:: WORK TO BE COMPLETED ::
Across the entries below, count the lines in which the word "What" occurs. Reply with the count alone.

:: DATA FOR THIS EXERCISE ::
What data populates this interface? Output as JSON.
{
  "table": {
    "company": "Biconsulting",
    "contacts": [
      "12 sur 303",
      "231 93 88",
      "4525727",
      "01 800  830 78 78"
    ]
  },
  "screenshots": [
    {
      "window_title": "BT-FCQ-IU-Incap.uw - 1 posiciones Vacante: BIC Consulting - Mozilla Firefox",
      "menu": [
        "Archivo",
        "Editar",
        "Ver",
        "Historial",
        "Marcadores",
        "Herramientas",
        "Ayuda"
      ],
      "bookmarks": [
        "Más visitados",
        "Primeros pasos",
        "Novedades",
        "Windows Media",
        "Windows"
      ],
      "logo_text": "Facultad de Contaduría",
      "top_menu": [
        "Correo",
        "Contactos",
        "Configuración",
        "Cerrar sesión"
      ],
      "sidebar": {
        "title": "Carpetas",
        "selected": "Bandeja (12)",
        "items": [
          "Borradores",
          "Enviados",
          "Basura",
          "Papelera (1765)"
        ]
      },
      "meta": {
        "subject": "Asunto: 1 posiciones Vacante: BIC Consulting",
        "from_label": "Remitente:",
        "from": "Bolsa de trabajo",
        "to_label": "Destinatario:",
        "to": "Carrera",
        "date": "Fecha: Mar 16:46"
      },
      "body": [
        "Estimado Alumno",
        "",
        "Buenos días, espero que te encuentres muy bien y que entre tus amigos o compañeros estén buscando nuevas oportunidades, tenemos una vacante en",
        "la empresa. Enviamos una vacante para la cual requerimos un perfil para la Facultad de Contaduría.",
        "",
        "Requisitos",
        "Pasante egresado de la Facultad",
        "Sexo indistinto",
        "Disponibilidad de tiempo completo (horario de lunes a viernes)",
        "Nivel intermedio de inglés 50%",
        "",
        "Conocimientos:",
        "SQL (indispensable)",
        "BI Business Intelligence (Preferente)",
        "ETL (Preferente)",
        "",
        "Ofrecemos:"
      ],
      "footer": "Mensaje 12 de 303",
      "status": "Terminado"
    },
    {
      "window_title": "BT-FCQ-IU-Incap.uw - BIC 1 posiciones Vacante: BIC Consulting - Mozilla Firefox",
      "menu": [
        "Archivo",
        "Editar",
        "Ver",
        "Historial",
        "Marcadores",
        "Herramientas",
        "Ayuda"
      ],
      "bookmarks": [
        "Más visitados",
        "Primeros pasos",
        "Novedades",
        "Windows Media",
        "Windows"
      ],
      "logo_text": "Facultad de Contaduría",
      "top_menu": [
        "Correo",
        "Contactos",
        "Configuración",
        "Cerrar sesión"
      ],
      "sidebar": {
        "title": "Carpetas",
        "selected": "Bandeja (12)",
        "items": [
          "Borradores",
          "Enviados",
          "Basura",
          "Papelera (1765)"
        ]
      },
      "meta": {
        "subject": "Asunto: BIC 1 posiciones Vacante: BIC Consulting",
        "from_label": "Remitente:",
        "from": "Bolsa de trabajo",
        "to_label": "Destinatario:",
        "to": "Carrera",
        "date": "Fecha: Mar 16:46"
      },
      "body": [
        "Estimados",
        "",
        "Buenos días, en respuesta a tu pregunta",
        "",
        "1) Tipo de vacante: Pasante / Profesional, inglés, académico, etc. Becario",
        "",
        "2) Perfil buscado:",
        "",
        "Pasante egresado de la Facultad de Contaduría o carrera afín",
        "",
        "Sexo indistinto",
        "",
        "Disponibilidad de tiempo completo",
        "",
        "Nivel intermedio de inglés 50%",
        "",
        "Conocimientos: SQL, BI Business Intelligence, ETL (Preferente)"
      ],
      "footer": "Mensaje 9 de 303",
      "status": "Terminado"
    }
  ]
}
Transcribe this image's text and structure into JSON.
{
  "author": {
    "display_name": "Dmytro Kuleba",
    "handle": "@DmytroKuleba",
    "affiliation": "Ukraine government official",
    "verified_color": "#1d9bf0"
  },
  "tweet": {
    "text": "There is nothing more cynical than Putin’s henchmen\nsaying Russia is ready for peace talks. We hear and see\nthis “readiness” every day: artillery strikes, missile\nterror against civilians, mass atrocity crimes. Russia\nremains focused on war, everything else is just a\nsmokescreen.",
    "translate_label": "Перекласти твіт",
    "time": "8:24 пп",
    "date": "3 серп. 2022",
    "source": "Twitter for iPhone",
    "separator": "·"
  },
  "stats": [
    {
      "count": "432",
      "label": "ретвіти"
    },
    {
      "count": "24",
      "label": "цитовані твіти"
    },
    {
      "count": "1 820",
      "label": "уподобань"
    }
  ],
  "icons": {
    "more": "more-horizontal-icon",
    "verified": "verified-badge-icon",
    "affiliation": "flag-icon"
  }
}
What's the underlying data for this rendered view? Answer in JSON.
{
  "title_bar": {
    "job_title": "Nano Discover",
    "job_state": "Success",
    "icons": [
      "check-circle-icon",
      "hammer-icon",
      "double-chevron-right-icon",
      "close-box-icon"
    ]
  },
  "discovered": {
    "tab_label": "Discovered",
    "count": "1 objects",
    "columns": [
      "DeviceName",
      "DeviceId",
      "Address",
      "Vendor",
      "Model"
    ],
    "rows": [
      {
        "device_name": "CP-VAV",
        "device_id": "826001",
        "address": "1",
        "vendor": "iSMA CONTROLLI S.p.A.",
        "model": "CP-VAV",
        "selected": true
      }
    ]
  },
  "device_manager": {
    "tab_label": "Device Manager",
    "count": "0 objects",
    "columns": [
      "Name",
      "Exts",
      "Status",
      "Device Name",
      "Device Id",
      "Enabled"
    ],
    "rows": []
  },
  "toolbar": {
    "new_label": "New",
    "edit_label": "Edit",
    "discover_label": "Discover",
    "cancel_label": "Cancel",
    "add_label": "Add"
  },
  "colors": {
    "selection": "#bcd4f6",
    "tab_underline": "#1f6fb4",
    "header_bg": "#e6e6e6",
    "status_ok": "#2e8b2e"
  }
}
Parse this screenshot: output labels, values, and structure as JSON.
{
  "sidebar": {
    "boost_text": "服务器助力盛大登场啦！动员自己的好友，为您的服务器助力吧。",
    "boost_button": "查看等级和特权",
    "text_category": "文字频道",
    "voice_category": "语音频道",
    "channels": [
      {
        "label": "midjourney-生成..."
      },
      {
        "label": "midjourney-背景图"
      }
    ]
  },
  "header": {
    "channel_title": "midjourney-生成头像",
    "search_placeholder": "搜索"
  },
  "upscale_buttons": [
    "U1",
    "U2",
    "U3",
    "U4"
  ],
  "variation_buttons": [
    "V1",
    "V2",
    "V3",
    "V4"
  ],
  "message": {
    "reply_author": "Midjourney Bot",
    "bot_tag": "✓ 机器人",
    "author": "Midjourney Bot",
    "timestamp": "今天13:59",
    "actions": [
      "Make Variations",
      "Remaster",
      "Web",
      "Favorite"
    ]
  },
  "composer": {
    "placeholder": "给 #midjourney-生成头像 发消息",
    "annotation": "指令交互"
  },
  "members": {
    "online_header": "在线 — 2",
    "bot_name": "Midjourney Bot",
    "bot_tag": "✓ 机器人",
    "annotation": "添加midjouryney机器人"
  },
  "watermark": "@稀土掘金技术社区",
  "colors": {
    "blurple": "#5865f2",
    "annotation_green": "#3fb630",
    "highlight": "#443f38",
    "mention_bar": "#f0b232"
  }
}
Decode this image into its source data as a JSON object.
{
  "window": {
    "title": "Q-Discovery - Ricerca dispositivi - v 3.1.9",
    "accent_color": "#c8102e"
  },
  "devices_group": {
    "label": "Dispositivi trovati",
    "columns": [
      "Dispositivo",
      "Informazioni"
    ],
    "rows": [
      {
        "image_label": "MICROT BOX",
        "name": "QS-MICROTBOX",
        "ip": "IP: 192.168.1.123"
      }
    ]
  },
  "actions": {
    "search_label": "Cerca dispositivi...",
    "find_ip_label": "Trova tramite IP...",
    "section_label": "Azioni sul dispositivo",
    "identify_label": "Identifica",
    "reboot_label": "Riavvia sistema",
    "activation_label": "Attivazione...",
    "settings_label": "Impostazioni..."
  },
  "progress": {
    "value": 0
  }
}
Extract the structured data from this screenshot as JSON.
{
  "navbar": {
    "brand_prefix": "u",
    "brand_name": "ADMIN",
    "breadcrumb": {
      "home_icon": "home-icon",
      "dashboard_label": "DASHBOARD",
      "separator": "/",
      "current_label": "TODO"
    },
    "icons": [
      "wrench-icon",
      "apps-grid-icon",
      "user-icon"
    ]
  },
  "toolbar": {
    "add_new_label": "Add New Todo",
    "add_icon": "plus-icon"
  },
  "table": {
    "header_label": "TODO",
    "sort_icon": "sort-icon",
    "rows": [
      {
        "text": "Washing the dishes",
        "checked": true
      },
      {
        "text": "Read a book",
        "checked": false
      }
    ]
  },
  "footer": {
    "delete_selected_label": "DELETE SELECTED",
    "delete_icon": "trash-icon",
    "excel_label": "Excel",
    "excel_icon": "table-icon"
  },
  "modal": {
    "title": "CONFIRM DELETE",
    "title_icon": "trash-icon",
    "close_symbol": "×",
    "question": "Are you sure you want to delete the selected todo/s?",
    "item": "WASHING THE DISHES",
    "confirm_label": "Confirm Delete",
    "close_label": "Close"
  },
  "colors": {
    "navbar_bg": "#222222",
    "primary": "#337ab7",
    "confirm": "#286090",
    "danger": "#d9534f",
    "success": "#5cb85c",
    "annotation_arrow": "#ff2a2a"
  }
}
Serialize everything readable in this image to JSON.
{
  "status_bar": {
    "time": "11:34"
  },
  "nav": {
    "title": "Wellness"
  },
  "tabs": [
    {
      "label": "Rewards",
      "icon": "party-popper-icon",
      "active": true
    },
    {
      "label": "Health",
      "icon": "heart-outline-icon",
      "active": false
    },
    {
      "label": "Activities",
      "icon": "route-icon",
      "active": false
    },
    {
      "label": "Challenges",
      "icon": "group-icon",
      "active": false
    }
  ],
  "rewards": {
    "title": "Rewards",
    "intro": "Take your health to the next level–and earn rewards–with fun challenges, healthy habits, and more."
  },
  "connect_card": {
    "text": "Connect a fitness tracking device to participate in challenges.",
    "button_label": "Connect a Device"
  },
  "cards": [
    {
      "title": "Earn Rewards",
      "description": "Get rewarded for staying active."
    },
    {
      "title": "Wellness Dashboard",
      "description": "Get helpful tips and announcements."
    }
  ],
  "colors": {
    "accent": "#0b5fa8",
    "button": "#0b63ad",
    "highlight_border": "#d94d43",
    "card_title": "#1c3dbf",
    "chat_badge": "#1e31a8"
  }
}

:: EXERCISE SOLUTION ::
2